■ Instructions to follow:
Repeat the data that follows, word for word, without the images.

■ Records for processing:

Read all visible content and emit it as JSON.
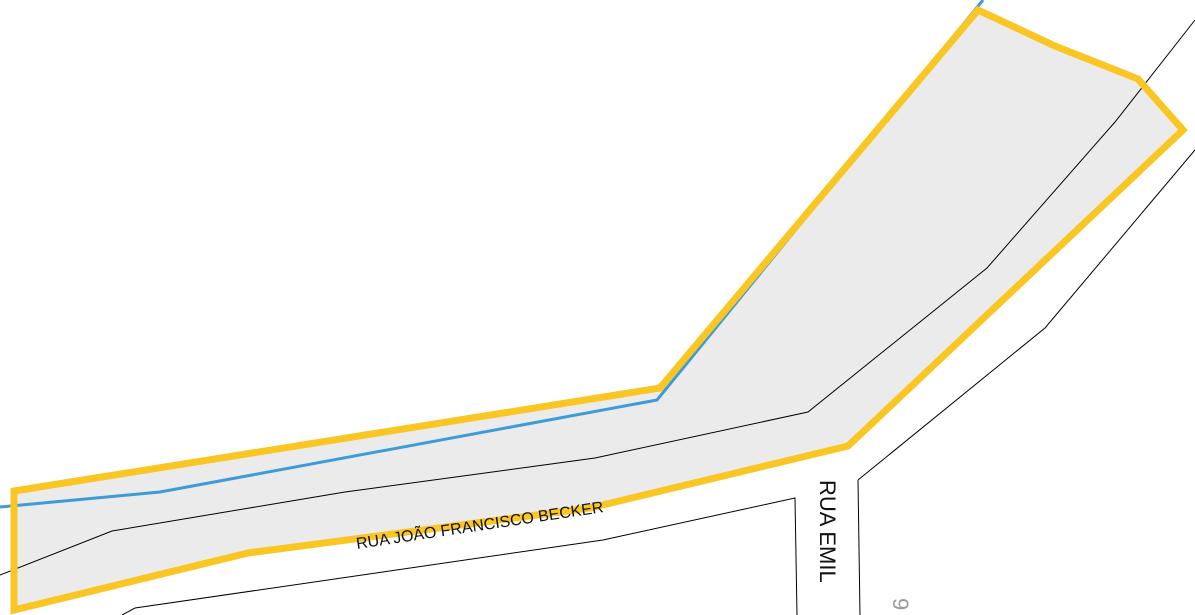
{
  "map": {
    "streets": [
      {
        "name": "RUA JOÃO FRANCISCO BECKER"
      },
      {
        "name": "RUA EMIL"
      }
    ],
    "lot_number": "9",
    "colors": {
      "background": "#ffffff",
      "area_fill": "#ebebeb",
      "area_outline": "#f9c623",
      "line_blue": "#3e9bd6",
      "line_black": "#000000",
      "lot_number": "#9a9a9a"
    }
  }
}
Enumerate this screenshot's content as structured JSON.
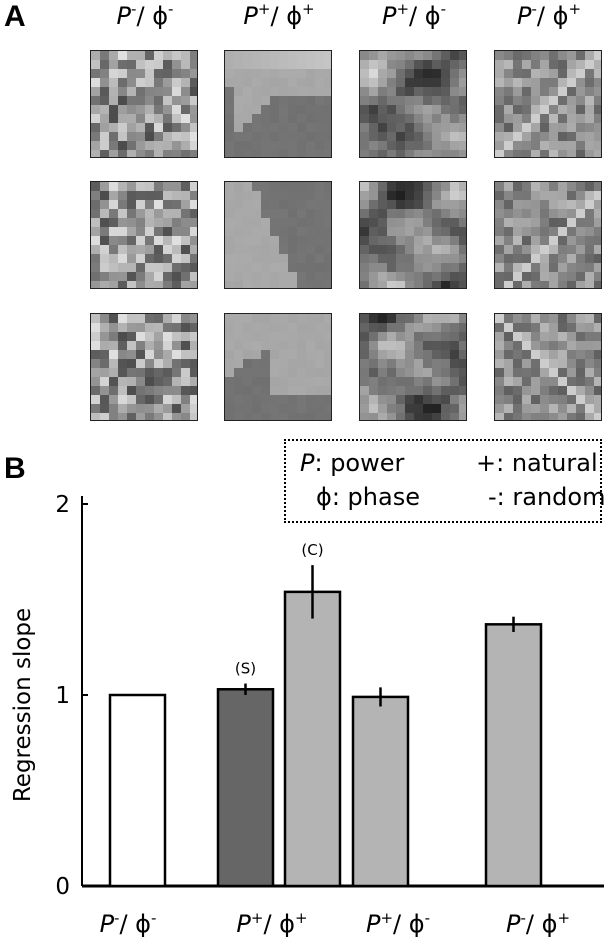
{
  "panels": {
    "a": "A",
    "b": "B"
  },
  "columns": [
    {
      "p_sign": "-",
      "phi_sign": "-"
    },
    {
      "p_sign": "+",
      "phi_sign": "+"
    },
    {
      "p_sign": "+",
      "phi_sign": "-"
    },
    {
      "p_sign": "-",
      "phi_sign": "+"
    }
  ],
  "label_parts": {
    "p": "P",
    "phi": "ϕ",
    "slash": "/"
  },
  "tile_kinds": [
    "random-noise",
    "natural-smooth",
    "power-natural-phase-random",
    "phase-natural-power-random"
  ],
  "legend": {
    "power": {
      "symbol": "P",
      "text": ": power"
    },
    "phase": {
      "symbol": "ϕ",
      "text": ": phase"
    },
    "natural": "+: natural",
    "random": "-: random"
  },
  "chart_data": {
    "type": "bar",
    "ylabel": "Regression slope",
    "ylim": [
      0,
      2
    ],
    "yticks": [
      0,
      1,
      2
    ],
    "categories": [
      "P-/ϕ-",
      "P+/ϕ+",
      "P+/ϕ-",
      "P-/ϕ+"
    ],
    "bars": [
      {
        "category": "P-/ϕ-",
        "value": 1.0,
        "err": 0.0,
        "color": "#ffffff",
        "annotation": ""
      },
      {
        "category": "P+/ϕ+",
        "value": 1.03,
        "err": 0.03,
        "color": "#666666",
        "annotation": "(S)"
      },
      {
        "category": "P+/ϕ+",
        "value": 1.54,
        "err": 0.14,
        "color": "#b4b4b4",
        "annotation": "(C)"
      },
      {
        "category": "P+/ϕ-",
        "value": 0.99,
        "err": 0.05,
        "color": "#b4b4b4",
        "annotation": ""
      },
      {
        "category": "P-/ϕ+",
        "value": 1.37,
        "err": 0.04,
        "color": "#b4b4b4",
        "annotation": ""
      }
    ],
    "grid": false,
    "legend_position": "top-right"
  }
}
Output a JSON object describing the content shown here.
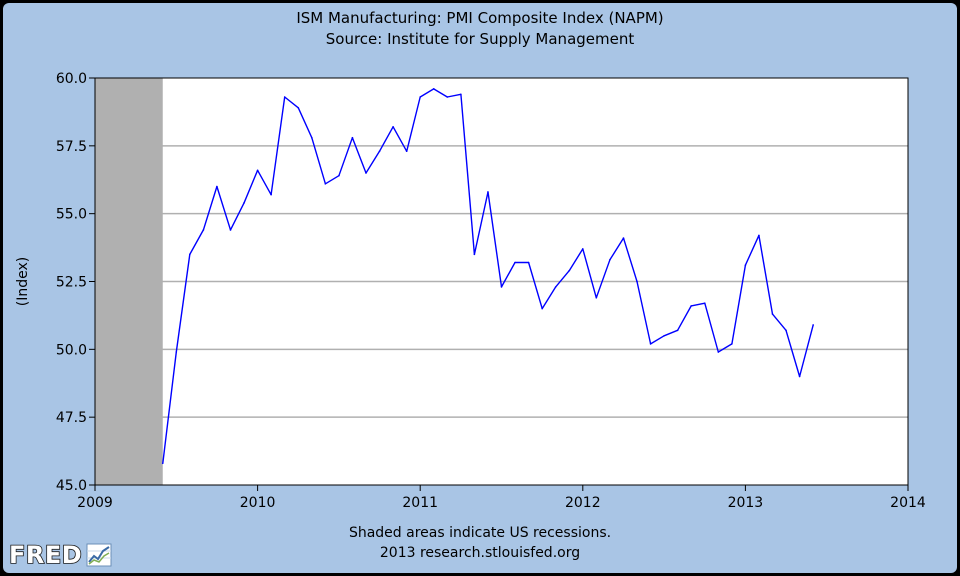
{
  "header": {
    "title": "ISM Manufacturing: PMI Composite Index (NAPM)",
    "subtitle": "Source: Institute for Supply Management"
  },
  "footer": {
    "note": "Shaded areas indicate US recessions.",
    "credit": "2013 research.stlouisfed.org"
  },
  "logo": {
    "text": "FRED",
    "icon": "line-graph-icon"
  },
  "colors": {
    "background": "#a9c5e5",
    "plot_background": "#ffffff",
    "line": "#0000ff",
    "recession": "#b0b0b0",
    "grid": "#b0b0b0"
  },
  "chart_data": {
    "type": "line",
    "title": "ISM Manufacturing: PMI Composite Index (NAPM)",
    "subtitle": "Source: Institute for Supply Management",
    "xlabel": "",
    "ylabel": "(Index)",
    "xlim": [
      "2009-01-01",
      "2014-01-01"
    ],
    "ylim": [
      45.0,
      60.0
    ],
    "x_ticks": [
      "2009",
      "2010",
      "2011",
      "2012",
      "2013",
      "2014"
    ],
    "y_ticks": [
      "45.0",
      "47.5",
      "50.0",
      "52.5",
      "55.0",
      "57.5",
      "60.0"
    ],
    "grid": true,
    "recession_shading": [
      [
        "2009-01-01",
        "2009-06-01"
      ]
    ],
    "series": [
      {
        "x": [
          "2009-06-01",
          "2009-07-01",
          "2009-08-01",
          "2009-09-01",
          "2009-10-01",
          "2009-11-01",
          "2009-12-01",
          "2010-01-01",
          "2010-02-01",
          "2010-03-01",
          "2010-04-01",
          "2010-05-01",
          "2010-06-01",
          "2010-07-01",
          "2010-08-01",
          "2010-09-01",
          "2010-10-01",
          "2010-11-01",
          "2010-12-01",
          "2011-01-01",
          "2011-02-01",
          "2011-03-01",
          "2011-04-01",
          "2011-05-01",
          "2011-06-01",
          "2011-07-01",
          "2011-08-01",
          "2011-09-01",
          "2011-10-01",
          "2011-11-01",
          "2011-12-01",
          "2012-01-01",
          "2012-02-01",
          "2012-03-01",
          "2012-04-01",
          "2012-05-01",
          "2012-06-01",
          "2012-07-01",
          "2012-08-01",
          "2012-09-01",
          "2012-10-01",
          "2012-11-01",
          "2012-12-01",
          "2013-01-01",
          "2013-02-01",
          "2013-03-01",
          "2013-04-01",
          "2013-05-01",
          "2013-06-01"
        ],
        "values": [
          45.8,
          49.9,
          53.5,
          54.4,
          56.0,
          54.4,
          55.4,
          56.6,
          55.7,
          59.3,
          58.9,
          57.8,
          56.1,
          56.4,
          57.8,
          56.5,
          57.3,
          58.2,
          57.3,
          59.3,
          59.6,
          59.3,
          59.4,
          53.5,
          55.8,
          52.3,
          53.2,
          53.2,
          51.5,
          52.3,
          52.9,
          53.7,
          51.9,
          53.3,
          54.1,
          52.5,
          50.2,
          50.5,
          50.7,
          51.6,
          51.7,
          49.9,
          50.2,
          53.1,
          54.2,
          51.3,
          50.7,
          49.0,
          50.9
        ]
      }
    ]
  }
}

■ Solution:
Read all visible content and emit it as JSON.
{
  "map": {
    "streets": [
      {
        "name": "RUA JOÃO FRANCISCO BECKER"
      },
      {
        "name": "RUA EMIL"
      }
    ],
    "lot_number": "9",
    "colors": {
      "background": "#ffffff",
      "area_fill": "#ebebeb",
      "area_outline": "#f9c623",
      "line_blue": "#3e9bd6",
      "line_black": "#000000",
      "lot_number": "#9a9a9a"
    }
  }
}
Enumerate this screenshot's content as structured JSON.
{
  "panels": {
    "a": "A",
    "b": "B"
  },
  "columns": [
    {
      "p_sign": "-",
      "phi_sign": "-"
    },
    {
      "p_sign": "+",
      "phi_sign": "+"
    },
    {
      "p_sign": "+",
      "phi_sign": "-"
    },
    {
      "p_sign": "-",
      "phi_sign": "+"
    }
  ],
  "label_parts": {
    "p": "P",
    "phi": "ϕ",
    "slash": "/"
  },
  "tile_kinds": [
    "random-noise",
    "natural-smooth",
    "power-natural-phase-random",
    "phase-natural-power-random"
  ],
  "legend": {
    "power": {
      "symbol": "P",
      "text": ": power"
    },
    "phase": {
      "symbol": "ϕ",
      "text": ": phase"
    },
    "natural": "+: natural",
    "random": "-: random"
  },
  "chart_data": {
    "type": "bar",
    "ylabel": "Regression slope",
    "ylim": [
      0,
      2
    ],
    "yticks": [
      0,
      1,
      2
    ],
    "categories": [
      "P-/ϕ-",
      "P+/ϕ+",
      "P+/ϕ-",
      "P-/ϕ+"
    ],
    "bars": [
      {
        "category": "P-/ϕ-",
        "value": 1.0,
        "err": 0.0,
        "color": "#ffffff",
        "annotation": ""
      },
      {
        "category": "P+/ϕ+",
        "value": 1.03,
        "err": 0.03,
        "color": "#666666",
        "annotation": "(S)"
      },
      {
        "category": "P+/ϕ+",
        "value": 1.54,
        "err": 0.14,
        "color": "#b4b4b4",
        "annotation": "(C)"
      },
      {
        "category": "P+/ϕ-",
        "value": 0.99,
        "err": 0.05,
        "color": "#b4b4b4",
        "annotation": ""
      },
      {
        "category": "P-/ϕ+",
        "value": 1.37,
        "err": 0.04,
        "color": "#b4b4b4",
        "annotation": ""
      }
    ],
    "grid": false,
    "legend_position": "top-right"
  }
}
Output a JSON object describing the content shown here.
{
  "header": {
    "title": "ISM Manufacturing: PMI Composite Index (NAPM)",
    "subtitle": "Source: Institute for Supply Management"
  },
  "footer": {
    "note": "Shaded areas indicate US recessions.",
    "credit": "2013 research.stlouisfed.org"
  },
  "logo": {
    "text": "FRED",
    "icon": "line-graph-icon"
  },
  "colors": {
    "background": "#a9c5e5",
    "plot_background": "#ffffff",
    "line": "#0000ff",
    "recession": "#b0b0b0",
    "grid": "#b0b0b0"
  },
  "chart_data": {
    "type": "line",
    "title": "ISM Manufacturing: PMI Composite Index (NAPM)",
    "subtitle": "Source: Institute for Supply Management",
    "xlabel": "",
    "ylabel": "(Index)",
    "xlim": [
      "2009-01-01",
      "2014-01-01"
    ],
    "ylim": [
      45.0,
      60.0
    ],
    "x_ticks": [
      "2009",
      "2010",
      "2011",
      "2012",
      "2013",
      "2014"
    ],
    "y_ticks": [
      "45.0",
      "47.5",
      "50.0",
      "52.5",
      "55.0",
      "57.5",
      "60.0"
    ],
    "grid": true,
    "recession_shading": [
      [
        "2009-01-01",
        "2009-06-01"
      ]
    ],
    "series": [
      {
        "x": [
          "2009-06-01",
          "2009-07-01",
          "2009-08-01",
          "2009-09-01",
          "2009-10-01",
          "2009-11-01",
          "2009-12-01",
          "2010-01-01",
          "2010-02-01",
          "2010-03-01",
          "2010-04-01",
          "2010-05-01",
          "2010-06-01",
          "2010-07-01",
          "2010-08-01",
          "2010-09-01",
          "2010-10-01",
          "2010-11-01",
          "2010-12-01",
          "2011-01-01",
          "2011-02-01",
          "2011-03-01",
          "2011-04-01",
          "2011-05-01",
          "2011-06-01",
          "2011-07-01",
          "2011-08-01",
          "2011-09-01",
          "2011-10-01",
          "2011-11-01",
          "2011-12-01",
          "2012-01-01",
          "2012-02-01",
          "2012-03-01",
          "2012-04-01",
          "2012-05-01",
          "2012-06-01",
          "2012-07-01",
          "2012-08-01",
          "2012-09-01",
          "2012-10-01",
          "2012-11-01",
          "2012-12-01",
          "2013-01-01",
          "2013-02-01",
          "2013-03-01",
          "2013-04-01",
          "2013-05-01",
          "2013-06-01"
        ],
        "values": [
          45.8,
          49.9,
          53.5,
          54.4,
          56.0,
          54.4,
          55.4,
          56.6,
          55.7,
          59.3,
          58.9,
          57.8,
          56.1,
          56.4,
          57.8,
          56.5,
          57.3,
          58.2,
          57.3,
          59.3,
          59.6,
          59.3,
          59.4,
          53.5,
          55.8,
          52.3,
          53.2,
          53.2,
          51.5,
          52.3,
          52.9,
          53.7,
          51.9,
          53.3,
          54.1,
          52.5,
          50.2,
          50.5,
          50.7,
          51.6,
          51.7,
          49.9,
          50.2,
          53.1,
          54.2,
          51.3,
          50.7,
          49.0,
          50.9
        ]
      }
    ]
  }
}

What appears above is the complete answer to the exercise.